▶ The task: Locate each line with the string "地球的公转" in the listing below and copy it.

--------------------------------

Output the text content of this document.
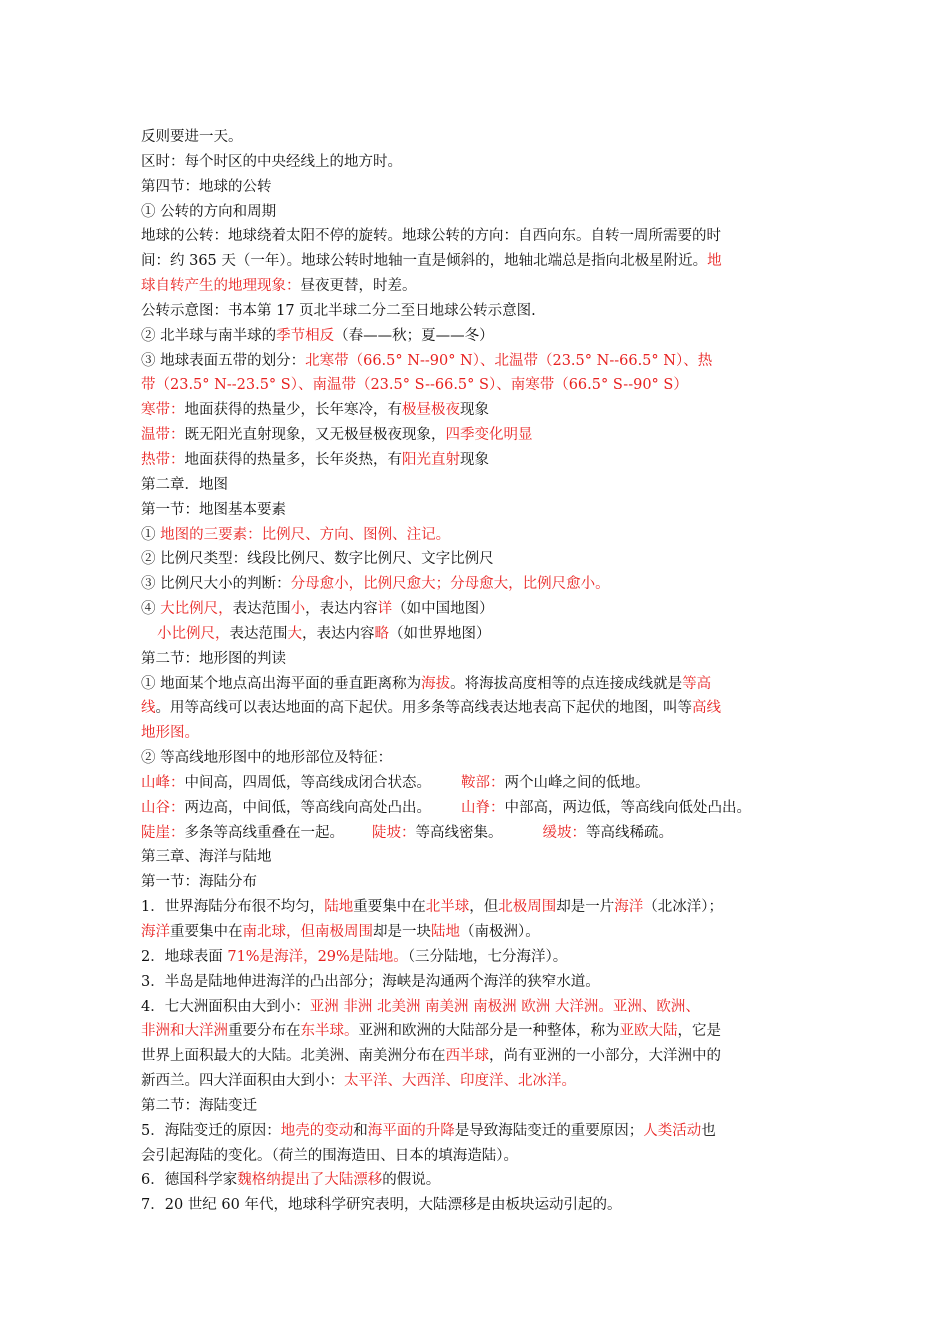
反则要进一天。
区时：每个时区的中央经线上的地方时。
第四节：地球的公转
① 公转的方向和周期
地球的公转：地球绕着太阳不停的旋转。地球公转的方向：自西向东。自转一周所需要的时
间：约 365 天（一年）。地球公转时地轴一直是倾斜的，地轴北端总是指向北极星附近。地
球自转产生的地理现象：昼夜更替，时差。
公转示意图：书本第 17 页北半球二分二至日地球公转示意图.
② 北半球与南半球的季节相反（春——秋；夏——冬）
③ 地球表面五带的划分：北寒带（66.5° N--90° N）、北温带（23.5° N--66.5° N）、热
带（23.5° N--23.5° S）、南温带（23.5° S--66.5° S）、南寒带（66.5° S--90° S）
寒带：地面获得的热量少，长年寒冷，有极昼极夜现象
温带：既无阳光直射现象，又无极昼极夜现象，四季变化明显
热带：地面获得的热量多，长年炎热，有阳光直射现象
第二章．地图
第一节：地图基本要素
① 地图的三要素：比例尺、方向、图例、注记。
② 比例尺类型：线段比例尺、数字比例尺、文字比例尺
③ 比例尺大小的判断：分母愈小，比例尺愈大；分母愈大，比例尺愈小。
④ 大比例尺，表达范围小，表达内容详（如中国地图）
小比例尺，表达范围大，表达内容略（如世界地图）
第二节：地形图的判读
① 地面某个地点高出海平面的垂直距离称为海拔。将海拔高度相等的点连接成线就是等高
线。用等高线可以表达地面的高下起伏。用多条等高线表达地表高下起伏的地图，叫等高线
地形图。
② 等高线地形图中的地形部位及特征：
山峰：中间高，四周低，等高线成闭合状态。 鞍部：两个山峰之间的低地。
山谷：两边高，中间低，等高线向高处凸出。 山脊：中部高，两边低，等高线向低处凸出。
陡崖：多条等高线重叠在一起。 陡坡：等高线密集。	缓坡：等高线稀疏。
第三章、海洋与陆地
第一节：海陆分布
1．世界海陆分布很不均匀，陆地重要集中在北半球，但北极周围却是一片海洋（北冰洋）；
海洋重要集中在南北球，但南极周围却是一块陆地（南极洲）。
2．地球表面 71%是海洋，29%是陆地。（三分陆地，七分海洋）。
3．半岛是陆地伸进海洋的凸出部分；海峡是沟通两个海洋的狭窄水道。
4．七大洲面积由大到小：亚洲 非洲 北美洲 南美洲 南极洲 欧洲 大洋洲。亚洲、欧洲、
非洲和大洋洲重要分布在东半球。亚洲和欧洲的大陆部分是一种整体，称为亚欧大陆，它是
世界上面积最大的大陆。北美洲、南美洲分布在西半球，尚有亚洲的一小部分，大洋洲中的
新西兰。四大洋面积由大到小：太平洋、大西洋、印度洋、北冰洋。
第二节：海陆变迁
5．海陆变迁的原因：地壳的变动和海平面的升降是导致海陆变迁的重要原因；人类活动也
会引起海陆的变化。（荷兰的围海造田、日本的填海造陆）。
6．德国科学家魏格纳提出了大陆漂移的假说。
7．20 世纪 60 年代，地球科学研究表明，大陆漂移是由板块运动引起的。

--------------------------------

▶ Finished exercise:
第四节：地球的公转
地球的公转：地球绕着太阳不停的旋转。地球公转的方向：自西向东。自转一周所需要的时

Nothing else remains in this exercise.